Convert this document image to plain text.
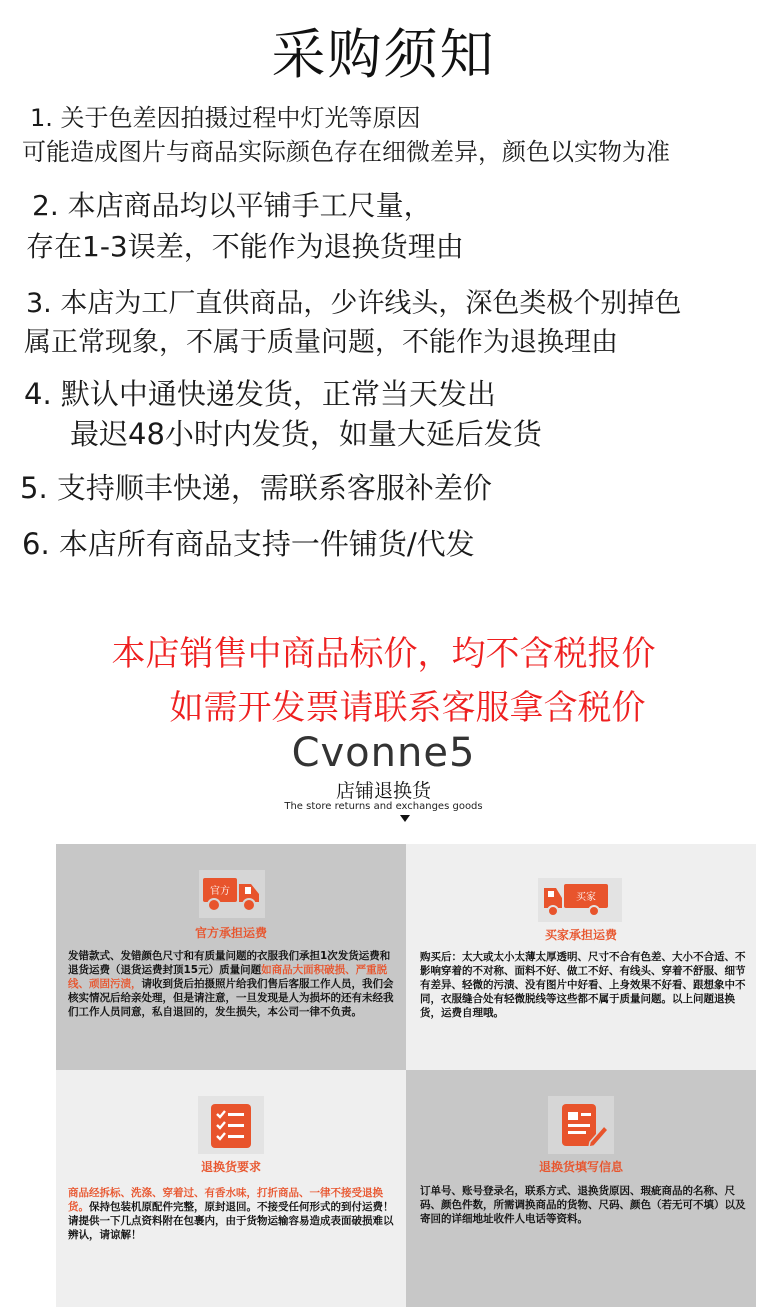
采购须知
1. 关于色差因拍摄过程中灯光等原因
可能造成图片与商品实际颜色存在细微差异，颜色以实物为准
2. 本店商品均以平铺手工尺量，
存在1-3误差，不能作为退换货理由
3. 本店为工厂直供商品，少许线头，深色类极个别掉色
属正常现象，不属于质量问题，不能作为退换理由
4. 默认中通快递发货，正常当天发出
最迟48小时内发货，如量大延后发货
5. 支持顺丰快递，需联系客服补差价
6. 本店所有商品支持一件铺货/代发
本店销售中商品标价，均不含税报价
如需开发票请联系客服拿含税价
Cvonne5
店铺退换货
The store returns and exchanges goods
官方
官方承担运费
发错款式、发错颜色尺寸和有质量问题的衣服我们承担1次发货运费和退货运费（退货运费封顶15元）质量问题如商品大面积破损、严重脱线、顽固污渍，请收到货后拍摄照片给我们售后客服工作人员，我们会核实情况后给亲处理，但是请注意，一旦发现是人为损坏的还有未经我们工作人员同意，私自退回的，发生损失，本公司一律不负责。
买家
买家承担运费
购买后：太大或太小太薄太厚透明、尺寸不合有色差、大小不合适、不影响穿着的不对称、面料不好、做工不好、有线头、穿着不舒服、细节有差异、轻微的污渍、没有图片中好看、上身效果不好看、跟想象中不同，衣服缝合处有轻微脱线等这些都不属于质量问题。以上问题退换货，运费自理哦。
退换货要求
商品经拆标、洗涤、穿着过、有香水味，打折商品、一律不接受退换货。保持包装机原配件完整，原封退回。不接受任何形式的到付运费！请提供一下几点资料附在包裹内，由于货物运输容易造成表面破损难以辨认，请谅解！
退换货填写信息
订单号、账号登录名，联系方式、退换货原因、瑕疵商品的名称、尺码、颜色件数，所需调换商品的货物、尺码、颜色（若无可不填）以及寄回的详细地址收件人电话等资料。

********************

Without including any pictures, print each record exactly.

Convert this document image to plain text.
采购须知
1. 关于色差因拍摄过程中灯光等原因
可能造成图片与商品实际颜色存在细微差异，颜色以实物为准
2. 本店商品均以平铺手工尺量，
存在1-3误差，不能作为退换货理由
3. 本店为工厂直供商品，少许线头，深色类极个别掉色
属正常现象，不属于质量问题，不能作为退换理由
4. 默认中通快递发货，正常当天发出
最迟48小时内发货，如量大延后发货
5. 支持顺丰快递，需联系客服补差价
6. 本店所有商品支持一件铺货/代发
本店销售中商品标价，均不含税报价
如需开发票请联系客服拿含税价
Cvonne5
店铺退换货
The store returns and exchanges goods
官方
官方承担运费
发错款式、发错颜色尺寸和有质量问题的衣服我们承担1次发货运费和退货运费（退货运费封顶15元）质量问题如商品大面积破损、严重脱线、顽固污渍，请收到货后拍摄照片给我们售后客服工作人员，我们会核实情况后给亲处理，但是请注意，一旦发现是人为损坏的还有未经我们工作人员同意，私自退回的，发生损失，本公司一律不负责。
买家
买家承担运费
购买后：太大或太小太薄太厚透明、尺寸不合有色差、大小不合适、不影响穿着的不对称、面料不好、做工不好、有线头、穿着不舒服、细节有差异、轻微的污渍、没有图片中好看、上身效果不好看、跟想象中不同，衣服缝合处有轻微脱线等这些都不属于质量问题。以上问题退换货，运费自理哦。
退换货要求
商品经拆标、洗涤、穿着过、有香水味，打折商品、一律不接受退换货。保持包装机原配件完整，原封退回。不接受任何形式的到付运费！请提供一下几点资料附在包裹内，由于货物运输容易造成表面破损难以辨认，请谅解！
退换货填写信息
订单号、账号登录名，联系方式、退换货原因、瑕疵商品的名称、尺码、颜色件数，所需调换商品的货物、尺码、颜色（若无可不填）以及寄回的详细地址收件人电话等资料。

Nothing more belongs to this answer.